■ **RECORDS FOR PROCESSING**

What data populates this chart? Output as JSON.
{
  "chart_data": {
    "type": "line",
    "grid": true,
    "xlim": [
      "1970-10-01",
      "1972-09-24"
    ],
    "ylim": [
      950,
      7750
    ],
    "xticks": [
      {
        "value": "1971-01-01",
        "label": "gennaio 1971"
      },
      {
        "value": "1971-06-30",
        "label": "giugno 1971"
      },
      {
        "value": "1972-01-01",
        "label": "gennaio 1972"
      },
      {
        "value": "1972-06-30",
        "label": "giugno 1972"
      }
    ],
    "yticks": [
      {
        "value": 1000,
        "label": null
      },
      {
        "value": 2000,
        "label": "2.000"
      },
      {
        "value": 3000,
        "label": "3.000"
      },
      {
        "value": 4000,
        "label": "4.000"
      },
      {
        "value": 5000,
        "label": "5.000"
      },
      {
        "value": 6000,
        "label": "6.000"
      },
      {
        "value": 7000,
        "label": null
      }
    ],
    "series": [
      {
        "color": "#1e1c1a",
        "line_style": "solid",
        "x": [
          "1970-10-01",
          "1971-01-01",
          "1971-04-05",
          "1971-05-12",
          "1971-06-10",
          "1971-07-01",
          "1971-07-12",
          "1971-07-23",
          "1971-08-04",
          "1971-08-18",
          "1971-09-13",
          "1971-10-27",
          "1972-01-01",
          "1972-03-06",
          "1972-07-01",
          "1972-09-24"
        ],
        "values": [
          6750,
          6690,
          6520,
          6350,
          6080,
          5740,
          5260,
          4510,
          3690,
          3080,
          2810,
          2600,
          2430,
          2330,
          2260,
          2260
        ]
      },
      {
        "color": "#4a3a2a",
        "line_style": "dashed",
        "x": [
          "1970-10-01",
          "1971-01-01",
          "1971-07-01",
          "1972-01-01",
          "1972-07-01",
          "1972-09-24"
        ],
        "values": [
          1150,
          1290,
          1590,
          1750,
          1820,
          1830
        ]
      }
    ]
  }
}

■ **WHAT TO PRODUCE**
Please set down the whole listing above without altering a single line.

■ **RESPONSE TO THE TASK**
What data populates this chart? Output as JSON.
{
  "chart_data": {
    "type": "line",
    "grid": true,
    "xlim": [
      "1970-10-01",
      "1972-09-24"
    ],
    "ylim": [
      950,
      7750
    ],
    "xticks": [
      {
        "value": "1971-01-01",
        "label": "gennaio 1971"
      },
      {
        "value": "1971-06-30",
        "label": "giugno 1971"
      },
      {
        "value": "1972-01-01",
        "label": "gennaio 1972"
      },
      {
        "value": "1972-06-30",
        "label": "giugno 1972"
      }
    ],
    "yticks": [
      {
        "value": 1000,
        "label": null
      },
      {
        "value": 2000,
        "label": "2.000"
      },
      {
        "value": 3000,
        "label": "3.000"
      },
      {
        "value": 4000,
        "label": "4.000"
      },
      {
        "value": 5000,
        "label": "5.000"
      },
      {
        "value": 6000,
        "label": "6.000"
      },
      {
        "value": 7000,
        "label": null
      }
    ],
    "series": [
      {
        "color": "#1e1c1a",
        "line_style": "solid",
        "x": [
          "1970-10-01",
          "1971-01-01",
          "1971-04-05",
          "1971-05-12",
          "1971-06-10",
          "1971-07-01",
          "1971-07-12",
          "1971-07-23",
          "1971-08-04",
          "1971-08-18",
          "1971-09-13",
          "1971-10-27",
          "1972-01-01",
          "1972-03-06",
          "1972-07-01",
          "1972-09-24"
        ],
        "values": [
          6750,
          6690,
          6520,
          6350,
          6080,
          5740,
          5260,
          4510,
          3690,
          3080,
          2810,
          2600,
          2430,
          2330,
          2260,
          2260
        ]
      },
      {
        "color": "#4a3a2a",
        "line_style": "dashed",
        "x": [
          "1970-10-01",
          "1971-01-01",
          "1971-07-01",
          "1972-01-01",
          "1972-07-01",
          "1972-09-24"
        ],
        "values": [
          1150,
          1290,
          1590,
          1750,
          1820,
          1830
        ]
      }
    ]
  }
}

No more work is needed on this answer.